-- begin Rows --
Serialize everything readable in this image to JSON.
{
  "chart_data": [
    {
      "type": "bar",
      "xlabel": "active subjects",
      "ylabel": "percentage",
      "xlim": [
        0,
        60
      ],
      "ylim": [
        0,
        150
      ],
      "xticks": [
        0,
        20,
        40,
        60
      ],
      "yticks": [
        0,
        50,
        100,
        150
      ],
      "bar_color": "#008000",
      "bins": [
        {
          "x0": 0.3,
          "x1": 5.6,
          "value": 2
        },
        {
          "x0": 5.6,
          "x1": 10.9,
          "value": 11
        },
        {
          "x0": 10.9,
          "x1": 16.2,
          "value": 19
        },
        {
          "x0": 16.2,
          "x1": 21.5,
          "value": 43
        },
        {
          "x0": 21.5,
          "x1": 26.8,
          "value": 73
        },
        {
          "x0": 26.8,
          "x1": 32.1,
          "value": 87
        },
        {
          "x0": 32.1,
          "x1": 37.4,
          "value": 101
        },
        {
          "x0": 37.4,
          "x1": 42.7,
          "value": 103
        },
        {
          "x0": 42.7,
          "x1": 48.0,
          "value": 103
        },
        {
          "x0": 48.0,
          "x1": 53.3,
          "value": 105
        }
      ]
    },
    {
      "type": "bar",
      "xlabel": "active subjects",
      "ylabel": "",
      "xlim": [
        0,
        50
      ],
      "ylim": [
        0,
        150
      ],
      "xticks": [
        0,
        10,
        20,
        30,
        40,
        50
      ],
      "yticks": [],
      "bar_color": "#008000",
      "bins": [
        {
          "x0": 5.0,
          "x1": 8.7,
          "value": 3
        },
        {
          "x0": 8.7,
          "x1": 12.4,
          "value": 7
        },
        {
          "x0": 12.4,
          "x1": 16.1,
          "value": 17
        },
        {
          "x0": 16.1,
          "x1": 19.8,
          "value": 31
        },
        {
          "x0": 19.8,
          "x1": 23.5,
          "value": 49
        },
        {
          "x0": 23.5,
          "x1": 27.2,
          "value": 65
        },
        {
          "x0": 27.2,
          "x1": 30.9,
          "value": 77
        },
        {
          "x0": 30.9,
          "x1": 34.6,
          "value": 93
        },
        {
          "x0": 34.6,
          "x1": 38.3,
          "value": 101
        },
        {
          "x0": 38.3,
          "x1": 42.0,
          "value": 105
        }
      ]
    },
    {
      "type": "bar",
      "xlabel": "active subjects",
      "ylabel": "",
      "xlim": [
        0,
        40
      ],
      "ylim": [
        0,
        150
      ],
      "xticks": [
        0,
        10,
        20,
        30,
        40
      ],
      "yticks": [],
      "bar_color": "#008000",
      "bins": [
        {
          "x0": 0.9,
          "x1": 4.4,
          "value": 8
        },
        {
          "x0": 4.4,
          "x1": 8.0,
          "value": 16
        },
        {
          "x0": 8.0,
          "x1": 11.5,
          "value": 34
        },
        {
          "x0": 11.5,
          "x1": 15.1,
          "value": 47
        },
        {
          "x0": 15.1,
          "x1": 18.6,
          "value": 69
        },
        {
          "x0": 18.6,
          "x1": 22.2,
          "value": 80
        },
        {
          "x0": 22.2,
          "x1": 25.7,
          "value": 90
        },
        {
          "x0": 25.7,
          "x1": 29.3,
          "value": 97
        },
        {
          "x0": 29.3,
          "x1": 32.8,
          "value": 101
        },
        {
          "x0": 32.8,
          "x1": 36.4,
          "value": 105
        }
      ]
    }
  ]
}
-- end Rows --
Each entry above is to be set down again in exactly the same words.

Serialize everything readable in this image to JSON.
{
  "chart_data": [
    {
      "type": "bar",
      "xlabel": "active subjects",
      "ylabel": "percentage",
      "xlim": [
        0,
        60
      ],
      "ylim": [
        0,
        150
      ],
      "xticks": [
        0,
        20,
        40,
        60
      ],
      "yticks": [
        0,
        50,
        100,
        150
      ],
      "bar_color": "#008000",
      "bins": [
        {
          "x0": 0.3,
          "x1": 5.6,
          "value": 2
        },
        {
          "x0": 5.6,
          "x1": 10.9,
          "value": 11
        },
        {
          "x0": 10.9,
          "x1": 16.2,
          "value": 19
        },
        {
          "x0": 16.2,
          "x1": 21.5,
          "value": 43
        },
        {
          "x0": 21.5,
          "x1": 26.8,
          "value": 73
        },
        {
          "x0": 26.8,
          "x1": 32.1,
          "value": 87
        },
        {
          "x0": 32.1,
          "x1": 37.4,
          "value": 101
        },
        {
          "x0": 37.4,
          "x1": 42.7,
          "value": 103
        },
        {
          "x0": 42.7,
          "x1": 48.0,
          "value": 103
        },
        {
          "x0": 48.0,
          "x1": 53.3,
          "value": 105
        }
      ]
    },
    {
      "type": "bar",
      "xlabel": "active subjects",
      "ylabel": "",
      "xlim": [
        0,
        50
      ],
      "ylim": [
        0,
        150
      ],
      "xticks": [
        0,
        10,
        20,
        30,
        40,
        50
      ],
      "yticks": [],
      "bar_color": "#008000",
      "bins": [
        {
          "x0": 5.0,
          "x1": 8.7,
          "value": 3
        },
        {
          "x0": 8.7,
          "x1": 12.4,
          "value": 7
        },
        {
          "x0": 12.4,
          "x1": 16.1,
          "value": 17
        },
        {
          "x0": 16.1,
          "x1": 19.8,
          "value": 31
        },
        {
          "x0": 19.8,
          "x1": 23.5,
          "value": 49
        },
        {
          "x0": 23.5,
          "x1": 27.2,
          "value": 65
        },
        {
          "x0": 27.2,
          "x1": 30.9,
          "value": 77
        },
        {
          "x0": 30.9,
          "x1": 34.6,
          "value": 93
        },
        {
          "x0": 34.6,
          "x1": 38.3,
          "value": 101
        },
        {
          "x0": 38.3,
          "x1": 42.0,
          "value": 105
        }
      ]
    },
    {
      "type": "bar",
      "xlabel": "active subjects",
      "ylabel": "",
      "xlim": [
        0,
        40
      ],
      "ylim": [
        0,
        150
      ],
      "xticks": [
        0,
        10,
        20,
        30,
        40
      ],
      "yticks": [],
      "bar_color": "#008000",
      "bins": [
        {
          "x0": 0.9,
          "x1": 4.4,
          "value": 8
        },
        {
          "x0": 4.4,
          "x1": 8.0,
          "value": 16
        },
        {
          "x0": 8.0,
          "x1": 11.5,
          "value": 34
        },
        {
          "x0": 11.5,
          "x1": 15.1,
          "value": 47
        },
        {
          "x0": 15.1,
          "x1": 18.6,
          "value": 69
        },
        {
          "x0": 18.6,
          "x1": 22.2,
          "value": 80
        },
        {
          "x0": 22.2,
          "x1": 25.7,
          "value": 90
        },
        {
          "x0": 25.7,
          "x1": 29.3,
          "value": 97
        },
        {
          "x0": 29.3,
          "x1": 32.8,
          "value": 101
        },
        {
          "x0": 32.8,
          "x1": 36.4,
          "value": 105
        }
      ]
    }
  ]
}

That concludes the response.